The minutes, which were recorded by Adolf Eichmann, the SS officer who eventually became a principal overseer of the plan, describe how, “in the course of the final solution,” Jews would be sent to undertake tasks of physical labor in the east, “in the course of which action doubtless a large portion will be eliminated by natural causes.” Those who survived, according to the protocol, who “will undoubtedly consist of the most resistant portion, [which will] have to be treated accordingly, because it is the product of natural selection and would, if released, act as the seed of a new Jewish revival (see the experience of history).”
Much of the minutes, too, are taken up defining “who is a Jew” for purposes of deportation, as the Nuremberg Laws had been vague about people whose “racial” line was only one-quarter or one-part Jewish, or who were married to Jews but not Jewish themselves. Heydrich went on for more than an hour, focusing at length on this subject, and there was some discussion about how the populations and regimes of different countries under occupation could be expected to react differently to the expulsion of their Jews.
◇ ◇ ◇ ◇ ◇
Exercises:
**1)** Answer these questions from the excerpt on the minutes:
(a) Who recorded the minutes?
(b) For how long did Heydrich speak?
(c) Where would Jews be sent to undertake physical labor?
**2)** Using the excerpt on the minutes, explain why much of the minutes is taken up defining "who is a Jew" for purposes of deportation.
**3)** Please extend the excerpt on the minutes, starting after its final sentence.

Dataset items
◇ ◇ ◇ ◇ ◇
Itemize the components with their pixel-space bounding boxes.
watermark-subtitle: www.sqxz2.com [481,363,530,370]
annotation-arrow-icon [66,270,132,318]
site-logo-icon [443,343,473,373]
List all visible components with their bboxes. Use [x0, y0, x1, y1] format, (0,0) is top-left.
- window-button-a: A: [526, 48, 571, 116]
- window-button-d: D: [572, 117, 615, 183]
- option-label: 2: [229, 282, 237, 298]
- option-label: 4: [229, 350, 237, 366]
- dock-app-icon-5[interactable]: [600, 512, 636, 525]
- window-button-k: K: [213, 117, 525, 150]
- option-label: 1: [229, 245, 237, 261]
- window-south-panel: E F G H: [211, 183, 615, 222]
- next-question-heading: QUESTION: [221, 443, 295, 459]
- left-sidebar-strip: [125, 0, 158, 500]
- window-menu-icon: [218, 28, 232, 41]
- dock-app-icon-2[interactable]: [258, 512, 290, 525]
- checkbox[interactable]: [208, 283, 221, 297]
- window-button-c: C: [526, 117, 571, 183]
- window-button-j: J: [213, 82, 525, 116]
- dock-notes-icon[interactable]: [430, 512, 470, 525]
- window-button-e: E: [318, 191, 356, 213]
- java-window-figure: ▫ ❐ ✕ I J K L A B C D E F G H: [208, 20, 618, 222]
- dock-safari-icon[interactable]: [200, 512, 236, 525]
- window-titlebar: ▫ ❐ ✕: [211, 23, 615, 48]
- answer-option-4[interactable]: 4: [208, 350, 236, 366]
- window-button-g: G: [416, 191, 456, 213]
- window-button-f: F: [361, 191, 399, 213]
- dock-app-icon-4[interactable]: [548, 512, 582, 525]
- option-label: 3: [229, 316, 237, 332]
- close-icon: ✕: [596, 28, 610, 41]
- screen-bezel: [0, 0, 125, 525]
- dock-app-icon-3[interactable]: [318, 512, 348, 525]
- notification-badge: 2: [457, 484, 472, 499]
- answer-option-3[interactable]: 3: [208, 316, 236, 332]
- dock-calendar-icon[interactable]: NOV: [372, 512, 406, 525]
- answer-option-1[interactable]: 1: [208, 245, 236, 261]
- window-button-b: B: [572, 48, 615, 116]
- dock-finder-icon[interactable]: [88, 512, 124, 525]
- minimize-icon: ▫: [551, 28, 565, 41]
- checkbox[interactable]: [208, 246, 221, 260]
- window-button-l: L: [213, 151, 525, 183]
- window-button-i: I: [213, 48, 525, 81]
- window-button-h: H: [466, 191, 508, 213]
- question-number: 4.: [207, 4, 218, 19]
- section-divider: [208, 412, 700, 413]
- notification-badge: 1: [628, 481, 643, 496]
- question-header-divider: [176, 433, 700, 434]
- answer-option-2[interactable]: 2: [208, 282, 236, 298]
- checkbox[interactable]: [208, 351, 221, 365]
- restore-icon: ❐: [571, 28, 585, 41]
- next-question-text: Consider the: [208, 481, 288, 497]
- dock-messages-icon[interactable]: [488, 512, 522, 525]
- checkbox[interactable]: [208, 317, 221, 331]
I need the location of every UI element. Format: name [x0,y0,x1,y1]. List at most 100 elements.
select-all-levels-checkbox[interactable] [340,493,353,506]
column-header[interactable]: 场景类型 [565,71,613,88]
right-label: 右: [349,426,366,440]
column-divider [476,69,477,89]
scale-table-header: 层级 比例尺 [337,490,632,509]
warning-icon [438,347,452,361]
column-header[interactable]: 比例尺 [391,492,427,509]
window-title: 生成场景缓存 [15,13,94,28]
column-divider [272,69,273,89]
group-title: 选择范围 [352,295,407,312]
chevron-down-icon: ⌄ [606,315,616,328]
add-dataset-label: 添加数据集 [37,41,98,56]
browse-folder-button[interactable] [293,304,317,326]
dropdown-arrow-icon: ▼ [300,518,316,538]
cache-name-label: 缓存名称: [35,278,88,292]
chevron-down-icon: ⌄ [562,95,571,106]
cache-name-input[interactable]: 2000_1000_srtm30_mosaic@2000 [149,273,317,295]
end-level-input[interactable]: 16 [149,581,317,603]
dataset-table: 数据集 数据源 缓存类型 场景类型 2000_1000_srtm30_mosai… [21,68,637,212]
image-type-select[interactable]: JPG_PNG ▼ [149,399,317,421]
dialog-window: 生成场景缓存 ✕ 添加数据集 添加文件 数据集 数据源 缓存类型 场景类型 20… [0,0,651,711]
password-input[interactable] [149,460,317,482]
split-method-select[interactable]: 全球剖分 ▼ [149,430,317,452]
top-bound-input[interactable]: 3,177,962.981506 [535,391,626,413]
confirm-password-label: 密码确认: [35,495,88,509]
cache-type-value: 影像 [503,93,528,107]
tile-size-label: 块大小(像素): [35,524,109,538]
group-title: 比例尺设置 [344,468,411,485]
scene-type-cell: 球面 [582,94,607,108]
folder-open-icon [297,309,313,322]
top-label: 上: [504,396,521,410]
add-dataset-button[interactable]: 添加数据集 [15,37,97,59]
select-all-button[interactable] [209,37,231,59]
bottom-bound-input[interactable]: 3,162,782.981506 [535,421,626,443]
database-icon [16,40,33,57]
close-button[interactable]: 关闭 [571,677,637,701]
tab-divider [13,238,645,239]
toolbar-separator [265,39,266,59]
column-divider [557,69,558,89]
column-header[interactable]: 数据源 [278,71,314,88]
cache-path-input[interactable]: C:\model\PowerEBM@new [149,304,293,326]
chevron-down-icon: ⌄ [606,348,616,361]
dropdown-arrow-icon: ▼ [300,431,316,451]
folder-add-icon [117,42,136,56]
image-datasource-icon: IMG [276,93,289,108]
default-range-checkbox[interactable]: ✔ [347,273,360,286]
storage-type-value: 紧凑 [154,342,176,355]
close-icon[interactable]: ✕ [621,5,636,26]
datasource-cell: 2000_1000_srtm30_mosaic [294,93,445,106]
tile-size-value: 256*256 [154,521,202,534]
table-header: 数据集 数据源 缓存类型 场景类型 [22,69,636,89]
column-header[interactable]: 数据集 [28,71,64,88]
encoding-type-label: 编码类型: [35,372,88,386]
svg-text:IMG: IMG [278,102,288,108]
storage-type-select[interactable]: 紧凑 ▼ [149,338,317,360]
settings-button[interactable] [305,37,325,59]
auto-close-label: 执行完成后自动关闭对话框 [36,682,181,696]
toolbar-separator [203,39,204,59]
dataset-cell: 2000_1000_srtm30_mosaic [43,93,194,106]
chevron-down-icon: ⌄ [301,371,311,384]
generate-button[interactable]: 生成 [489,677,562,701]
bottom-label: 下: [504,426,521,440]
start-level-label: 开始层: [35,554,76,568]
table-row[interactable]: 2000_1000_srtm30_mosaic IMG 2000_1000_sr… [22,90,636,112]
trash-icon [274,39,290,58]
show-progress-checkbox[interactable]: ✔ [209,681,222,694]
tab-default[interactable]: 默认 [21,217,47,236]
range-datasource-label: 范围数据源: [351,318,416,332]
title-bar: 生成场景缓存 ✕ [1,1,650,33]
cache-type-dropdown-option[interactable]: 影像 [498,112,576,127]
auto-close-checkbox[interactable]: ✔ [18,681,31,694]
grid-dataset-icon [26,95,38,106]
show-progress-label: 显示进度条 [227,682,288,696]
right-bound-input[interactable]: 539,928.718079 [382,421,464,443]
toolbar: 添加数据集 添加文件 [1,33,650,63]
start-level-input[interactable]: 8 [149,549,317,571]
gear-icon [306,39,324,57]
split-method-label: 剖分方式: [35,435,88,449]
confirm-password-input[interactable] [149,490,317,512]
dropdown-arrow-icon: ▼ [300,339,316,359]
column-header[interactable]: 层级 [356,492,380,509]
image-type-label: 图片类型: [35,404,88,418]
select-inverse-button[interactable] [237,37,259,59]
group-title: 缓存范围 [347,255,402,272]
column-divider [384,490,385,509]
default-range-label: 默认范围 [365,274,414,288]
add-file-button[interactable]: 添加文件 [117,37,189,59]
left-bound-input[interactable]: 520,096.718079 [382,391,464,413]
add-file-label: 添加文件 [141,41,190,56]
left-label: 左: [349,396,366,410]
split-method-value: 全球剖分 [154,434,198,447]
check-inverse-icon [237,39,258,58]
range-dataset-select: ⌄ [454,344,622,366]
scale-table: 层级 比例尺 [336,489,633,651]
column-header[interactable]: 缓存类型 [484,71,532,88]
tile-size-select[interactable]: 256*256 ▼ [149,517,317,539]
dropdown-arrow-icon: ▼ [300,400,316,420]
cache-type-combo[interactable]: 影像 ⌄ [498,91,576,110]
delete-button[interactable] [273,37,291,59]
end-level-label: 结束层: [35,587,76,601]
◇ ◇ ◇ ◇ ◇
Expected responses:
**1)**
(a) Adolf Eichmann, the SS officer who eventually became a principal overseer of the plan.
(b) More than an hour.
(c) To the east.

**2)** The Nuremberg Laws had been vague about people whose "racial" line was only one-quarter or one-part Jewish. They had also been vague about people who were married to Jews but were not Jewish themselves.

**3)**
Thirty copies of Eichmann’s protocol were distributed, to all the meeting’s participants, and all but one was destroyed by war’s end; only in 1947 did a U.S. prosecutor at the Nuremberg trials find a copy of the text in the papers of Martin Luther, a by-then-deceased Foreign Ministry official who had been at Wannsee. Later, during Adolf Eichmann’s interrogation and his 1962 trial in Israel, he was asked about the conference, and he explained that Heydrich had instructed him, in preparing the minutes, to be vague, and to render “certain over-plain talk and jargon” into “office language.” Nonetheless, he reported, toward the end of the meeting, after some Cognac had been served, the participants loosened up and talked more freely “about methods of killing, about liquidation, about extermination."
In 1992, the Wannsee House became a Holocaust memorial and library.